- _Task directions_:
Write out the material exactly, leaving every picture behind.

--- START OF Data ---

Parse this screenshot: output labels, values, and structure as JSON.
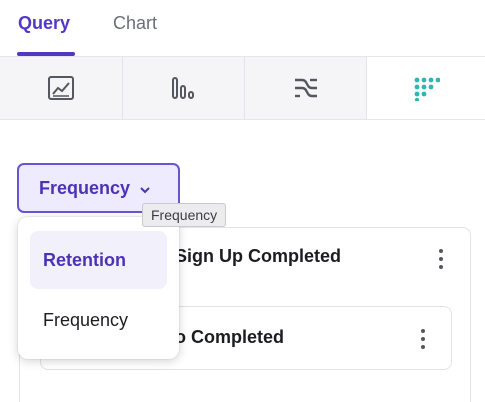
{
  "tabs": [
    {
      "label": "Query",
      "active": true
    },
    {
      "label": "Chart",
      "active": false
    }
  ],
  "chart_types": [
    {
      "icon": "line-chart-icon",
      "selected": false
    },
    {
      "icon": "bar-chart-icon",
      "selected": false
    },
    {
      "icon": "flow-chart-icon",
      "selected": false
    },
    {
      "icon": "retention-grid-icon",
      "selected": true
    }
  ],
  "selector": {
    "label": "Frequency",
    "tooltip": "Frequency"
  },
  "dropdown": {
    "items": [
      {
        "label": "Retention",
        "highlighted": true
      },
      {
        "label": "Frequency",
        "highlighted": false
      }
    ]
  },
  "events": {
    "first_title": "Sign Up Completed",
    "second_title": "o Completed"
  },
  "colors": {
    "accent": "#5338c8",
    "accent_bg": "#eeebff",
    "teal": "#2fb6b0"
  }
}
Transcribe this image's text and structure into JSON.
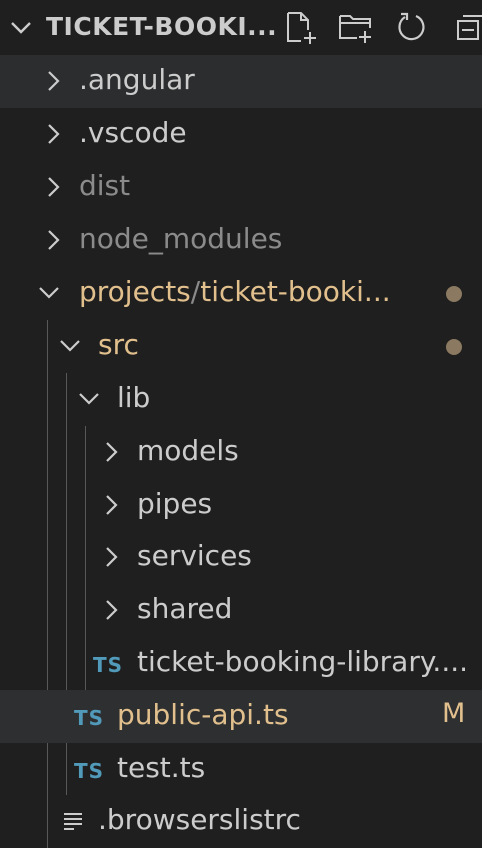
{
  "explorer": {
    "title": "TICKET-BOOKI...",
    "colors": {
      "modified": "#e2c08d",
      "ignored": "#8b8b8b",
      "ts_icon": "#519aba"
    }
  },
  "tree": {
    "angular": ".angular",
    "vscode": ".vscode",
    "dist": "dist",
    "node_modules": "node_modules",
    "projects": "projects",
    "projects_sep": "/",
    "projects_sub": "ticket-booki...",
    "src": "src",
    "lib": "lib",
    "models": "models",
    "pipes": "pipes",
    "services": "services",
    "shared": "shared",
    "lib_file": "ticket-booking-library....",
    "public_api": "public-api.ts",
    "public_api_badge": "M",
    "test": "test.ts",
    "browserslistrc": ".browserslistrc",
    "ts_badge": "TS"
  }
}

--- END OF Data ---

- _Written answer_:
Parse this screenshot: output labels, values, and structure as JSON.
{
  "tabs": [
    {
      "label": "Query",
      "active": true
    },
    {
      "label": "Chart",
      "active": false
    }
  ],
  "chart_types": [
    {
      "icon": "line-chart-icon",
      "selected": false
    },
    {
      "icon": "bar-chart-icon",
      "selected": false
    },
    {
      "icon": "flow-chart-icon",
      "selected": false
    },
    {
      "icon": "retention-grid-icon",
      "selected": true
    }
  ],
  "selector": {
    "label": "Frequency",
    "tooltip": "Frequency"
  },
  "dropdown": {
    "items": [
      {
        "label": "Retention",
        "highlighted": true
      },
      {
        "label": "Frequency",
        "highlighted": false
      }
    ]
  },
  "events": {
    "first_title": "Sign Up Completed",
    "second_title": "o Completed"
  },
  "colors": {
    "accent": "#5338c8",
    "accent_bg": "#eeebff",
    "teal": "#2fb6b0"
  }
}
Transcribe this image's text and structure into JSON.
{
  "explorer": {
    "title": "TICKET-BOOKI...",
    "colors": {
      "modified": "#e2c08d",
      "ignored": "#8b8b8b",
      "ts_icon": "#519aba"
    }
  },
  "tree": {
    "angular": ".angular",
    "vscode": ".vscode",
    "dist": "dist",
    "node_modules": "node_modules",
    "projects": "projects",
    "projects_sep": "/",
    "projects_sub": "ticket-booki...",
    "src": "src",
    "lib": "lib",
    "models": "models",
    "pipes": "pipes",
    "services": "services",
    "shared": "shared",
    "lib_file": "ticket-booking-library....",
    "public_api": "public-api.ts",
    "public_api_badge": "M",
    "test": "test.ts",
    "browserslistrc": ".browserslistrc",
    "ts_badge": "TS"
  }
}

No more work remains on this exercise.